▶ [Your instructions] Locate every line below that contains the word "values" and copy it.

▶ [Data entries]
────────────────────

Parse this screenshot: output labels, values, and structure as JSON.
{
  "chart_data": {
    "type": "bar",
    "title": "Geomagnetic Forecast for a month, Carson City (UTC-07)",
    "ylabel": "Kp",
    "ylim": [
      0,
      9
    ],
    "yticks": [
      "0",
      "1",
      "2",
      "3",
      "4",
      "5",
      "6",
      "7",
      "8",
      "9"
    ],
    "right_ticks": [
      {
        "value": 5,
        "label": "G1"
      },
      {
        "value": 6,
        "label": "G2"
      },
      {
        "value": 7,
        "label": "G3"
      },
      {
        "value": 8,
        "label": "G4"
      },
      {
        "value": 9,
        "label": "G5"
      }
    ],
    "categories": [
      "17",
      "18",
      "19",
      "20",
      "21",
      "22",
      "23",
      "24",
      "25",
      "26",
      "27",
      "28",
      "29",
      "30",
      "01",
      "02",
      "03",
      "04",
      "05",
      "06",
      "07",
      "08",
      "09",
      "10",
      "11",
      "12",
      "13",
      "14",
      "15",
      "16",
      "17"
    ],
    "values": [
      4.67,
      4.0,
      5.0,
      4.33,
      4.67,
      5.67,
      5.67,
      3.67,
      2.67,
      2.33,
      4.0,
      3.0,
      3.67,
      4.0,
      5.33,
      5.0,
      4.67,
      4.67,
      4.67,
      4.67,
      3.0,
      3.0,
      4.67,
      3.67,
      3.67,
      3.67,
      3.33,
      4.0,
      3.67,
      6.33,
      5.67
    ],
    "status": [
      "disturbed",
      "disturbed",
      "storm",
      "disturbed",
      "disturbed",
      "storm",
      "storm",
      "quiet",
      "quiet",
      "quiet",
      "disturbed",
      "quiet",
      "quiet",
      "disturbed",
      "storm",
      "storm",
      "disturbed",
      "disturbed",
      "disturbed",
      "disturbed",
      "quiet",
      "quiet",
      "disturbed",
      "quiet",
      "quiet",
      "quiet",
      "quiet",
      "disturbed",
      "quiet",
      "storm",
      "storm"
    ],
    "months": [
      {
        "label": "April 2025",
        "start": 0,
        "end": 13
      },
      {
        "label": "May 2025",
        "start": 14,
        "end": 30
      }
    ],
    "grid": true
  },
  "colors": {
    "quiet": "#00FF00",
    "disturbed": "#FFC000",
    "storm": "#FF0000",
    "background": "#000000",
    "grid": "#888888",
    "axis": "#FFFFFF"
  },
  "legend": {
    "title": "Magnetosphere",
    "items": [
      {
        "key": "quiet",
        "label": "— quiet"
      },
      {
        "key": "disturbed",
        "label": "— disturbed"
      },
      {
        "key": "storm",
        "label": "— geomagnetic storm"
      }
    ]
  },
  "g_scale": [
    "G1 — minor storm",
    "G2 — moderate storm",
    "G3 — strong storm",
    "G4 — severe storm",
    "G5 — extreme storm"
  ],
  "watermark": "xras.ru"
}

────────────────────

▶ [Result of the exercise]
Parse this screenshot: output labels, values, and structure as JSON.
    "values": [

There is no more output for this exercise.